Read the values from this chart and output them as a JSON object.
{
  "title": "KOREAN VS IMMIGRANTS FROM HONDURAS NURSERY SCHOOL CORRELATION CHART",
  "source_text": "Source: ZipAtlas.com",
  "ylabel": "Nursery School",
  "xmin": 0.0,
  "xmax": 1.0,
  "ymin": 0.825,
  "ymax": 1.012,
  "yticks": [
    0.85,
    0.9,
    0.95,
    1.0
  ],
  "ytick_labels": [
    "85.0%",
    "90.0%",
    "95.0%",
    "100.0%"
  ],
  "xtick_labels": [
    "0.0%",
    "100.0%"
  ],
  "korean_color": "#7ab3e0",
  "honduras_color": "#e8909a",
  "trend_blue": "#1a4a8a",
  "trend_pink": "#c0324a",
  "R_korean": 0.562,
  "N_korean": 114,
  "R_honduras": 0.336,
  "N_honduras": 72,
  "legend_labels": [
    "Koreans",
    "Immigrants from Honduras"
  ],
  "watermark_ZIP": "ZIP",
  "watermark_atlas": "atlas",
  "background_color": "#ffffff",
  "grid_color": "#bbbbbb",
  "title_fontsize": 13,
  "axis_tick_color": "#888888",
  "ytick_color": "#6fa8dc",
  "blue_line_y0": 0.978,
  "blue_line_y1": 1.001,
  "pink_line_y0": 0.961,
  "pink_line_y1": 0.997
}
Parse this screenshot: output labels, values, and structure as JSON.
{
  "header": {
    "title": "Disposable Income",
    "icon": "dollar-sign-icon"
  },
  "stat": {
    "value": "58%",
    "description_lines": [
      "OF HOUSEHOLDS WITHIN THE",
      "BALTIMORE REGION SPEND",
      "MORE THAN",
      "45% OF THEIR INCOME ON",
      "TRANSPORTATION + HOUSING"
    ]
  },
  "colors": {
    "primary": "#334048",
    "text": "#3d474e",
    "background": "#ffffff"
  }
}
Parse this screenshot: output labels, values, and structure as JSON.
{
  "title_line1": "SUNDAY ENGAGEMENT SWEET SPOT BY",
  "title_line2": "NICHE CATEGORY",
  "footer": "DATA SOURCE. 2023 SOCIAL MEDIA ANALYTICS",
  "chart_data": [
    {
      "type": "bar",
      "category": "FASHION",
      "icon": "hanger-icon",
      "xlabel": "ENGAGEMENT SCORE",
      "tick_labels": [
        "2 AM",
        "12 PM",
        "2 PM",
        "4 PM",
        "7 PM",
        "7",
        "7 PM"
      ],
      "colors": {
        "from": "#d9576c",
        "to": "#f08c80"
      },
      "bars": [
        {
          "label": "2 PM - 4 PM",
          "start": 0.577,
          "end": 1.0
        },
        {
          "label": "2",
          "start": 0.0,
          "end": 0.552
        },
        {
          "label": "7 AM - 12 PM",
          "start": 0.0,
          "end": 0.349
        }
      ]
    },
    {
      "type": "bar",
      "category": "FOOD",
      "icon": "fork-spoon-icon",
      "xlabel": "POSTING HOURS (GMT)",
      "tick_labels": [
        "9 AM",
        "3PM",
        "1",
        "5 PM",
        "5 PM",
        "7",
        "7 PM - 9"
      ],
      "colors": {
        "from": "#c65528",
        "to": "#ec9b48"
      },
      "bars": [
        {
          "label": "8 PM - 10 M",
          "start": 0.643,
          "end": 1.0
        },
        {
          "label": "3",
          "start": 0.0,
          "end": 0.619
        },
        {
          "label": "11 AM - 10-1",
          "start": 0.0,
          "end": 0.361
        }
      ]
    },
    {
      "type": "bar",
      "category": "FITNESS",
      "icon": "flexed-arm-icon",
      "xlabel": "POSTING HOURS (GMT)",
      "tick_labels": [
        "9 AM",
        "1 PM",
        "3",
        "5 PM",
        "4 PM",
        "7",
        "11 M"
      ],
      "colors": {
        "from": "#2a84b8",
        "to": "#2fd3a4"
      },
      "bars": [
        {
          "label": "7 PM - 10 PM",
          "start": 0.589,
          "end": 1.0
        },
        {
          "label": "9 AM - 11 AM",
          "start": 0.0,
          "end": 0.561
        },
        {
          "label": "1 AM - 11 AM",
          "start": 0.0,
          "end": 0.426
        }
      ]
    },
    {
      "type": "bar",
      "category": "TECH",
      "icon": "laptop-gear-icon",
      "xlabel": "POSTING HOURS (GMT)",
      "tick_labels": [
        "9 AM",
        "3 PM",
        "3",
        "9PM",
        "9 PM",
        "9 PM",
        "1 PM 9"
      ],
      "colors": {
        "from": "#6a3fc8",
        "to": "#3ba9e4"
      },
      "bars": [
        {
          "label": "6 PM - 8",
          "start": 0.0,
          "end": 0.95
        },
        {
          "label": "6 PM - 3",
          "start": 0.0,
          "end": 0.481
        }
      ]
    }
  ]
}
* * * * * * *
Each record should come back exactly as written.

RESULT OF THE EXERCISE:
Read the values from this chart and output them as a JSON object.
{
  "title": "KOREAN VS IMMIGRANTS FROM HONDURAS NURSERY SCHOOL CORRELATION CHART",
  "source_text": "Source: ZipAtlas.com",
  "ylabel": "Nursery School",
  "xmin": 0.0,
  "xmax": 1.0,
  "ymin": 0.825,
  "ymax": 1.012,
  "yticks": [
    0.85,
    0.9,
    0.95,
    1.0
  ],
  "ytick_labels": [
    "85.0%",
    "90.0%",
    "95.0%",
    "100.0%"
  ],
  "xtick_labels": [
    "0.0%",
    "100.0%"
  ],
  "korean_color": "#7ab3e0",
  "honduras_color": "#e8909a",
  "trend_blue": "#1a4a8a",
  "trend_pink": "#c0324a",
  "R_korean": 0.562,
  "N_korean": 114,
  "R_honduras": 0.336,
  "N_honduras": 72,
  "legend_labels": [
    "Koreans",
    "Immigrants from Honduras"
  ],
  "watermark_ZIP": "ZIP",
  "watermark_atlas": "atlas",
  "background_color": "#ffffff",
  "grid_color": "#bbbbbb",
  "title_fontsize": 13,
  "axis_tick_color": "#888888",
  "ytick_color": "#6fa8dc",
  "blue_line_y0": 0.978,
  "blue_line_y1": 1.001,
  "pink_line_y0": 0.961,
  "pink_line_y1": 0.997
}
Parse this screenshot: output labels, values, and structure as JSON.
{
  "header": {
    "title": "Disposable Income",
    "icon": "dollar-sign-icon"
  },
  "stat": {
    "value": "58%",
    "description_lines": [
      "OF HOUSEHOLDS WITHIN THE",
      "BALTIMORE REGION SPEND",
      "MORE THAN",
      "45% OF THEIR INCOME ON",
      "TRANSPORTATION + HOUSING"
    ]
  },
  "colors": {
    "primary": "#334048",
    "text": "#3d474e",
    "background": "#ffffff"
  }
}
Parse this screenshot: output labels, values, and structure as JSON.
{
  "title_line1": "SUNDAY ENGAGEMENT SWEET SPOT BY",
  "title_line2": "NICHE CATEGORY",
  "footer": "DATA SOURCE. 2023 SOCIAL MEDIA ANALYTICS",
  "chart_data": [
    {
      "type": "bar",
      "category": "FASHION",
      "icon": "hanger-icon",
      "xlabel": "ENGAGEMENT SCORE",
      "tick_labels": [
        "2 AM",
        "12 PM",
        "2 PM",
        "4 PM",
        "7 PM",
        "7",
        "7 PM"
      ],
      "colors": {
        "from": "#d9576c",
        "to": "#f08c80"
      },
      "bars": [
        {
          "label": "2 PM - 4 PM",
          "start": 0.577,
          "end": 1.0
        },
        {
          "label": "2",
          "start": 0.0,
          "end": 0.552
        },
        {
          "label": "7 AM - 12 PM",
          "start": 0.0,
          "end": 0.349
        }
      ]
    },
    {
      "type": "bar",
      "category": "FOOD",
      "icon": "fork-spoon-icon",
      "xlabel": "POSTING HOURS (GMT)",
      "tick_labels": [
        "9 AM",
        "3PM",
        "1",
        "5 PM",
        "5 PM",
        "7",
        "7 PM - 9"
      ],
      "colors": {
        "from": "#c65528",
        "to": "#ec9b48"
      },
      "bars": [
        {
          "label": "8 PM - 10 M",
          "start": 0.643,
          "end": 1.0
        },
        {
          "label": "3",
          "start": 0.0,
          "end": 0.619
        },
        {
          "label": "11 AM - 10-1",
          "start": 0.0,
          "end": 0.361
        }
      ]
    },
    {
      "type": "bar",
      "category": "FITNESS",
      "icon": "flexed-arm-icon",
      "xlabel": "POSTING HOURS (GMT)",
      "tick_labels": [
        "9 AM",
        "1 PM",
        "3",
        "5 PM",
        "4 PM",
        "7",
        "11 M"
      ],
      "colors": {
        "from": "#2a84b8",
        "to": "#2fd3a4"
      },
      "bars": [
        {
          "label": "7 PM - 10 PM",
          "start": 0.589,
          "end": 1.0
        },
        {
          "label": "9 AM - 11 AM",
          "start": 0.0,
          "end": 0.561
        },
        {
          "label": "1 AM - 11 AM",
          "start": 0.0,
          "end": 0.426
        }
      ]
    },
    {
      "type": "bar",
      "category": "TECH",
      "icon": "laptop-gear-icon",
      "xlabel": "POSTING HOURS (GMT)",
      "tick_labels": [
        "9 AM",
        "3 PM",
        "3",
        "9PM",
        "9 PM",
        "9 PM",
        "1 PM 9"
      ],
      "colors": {
        "from": "#6a3fc8",
        "to": "#3ba9e4"
      },
      "bars": [
        {
          "label": "6 PM - 8",
          "start": 0.0,
          "end": 0.95
        },
        {
          "label": "6 PM - 3",
          "start": 0.0,
          "end": 0.481
        }
      ]
    }
  ]
}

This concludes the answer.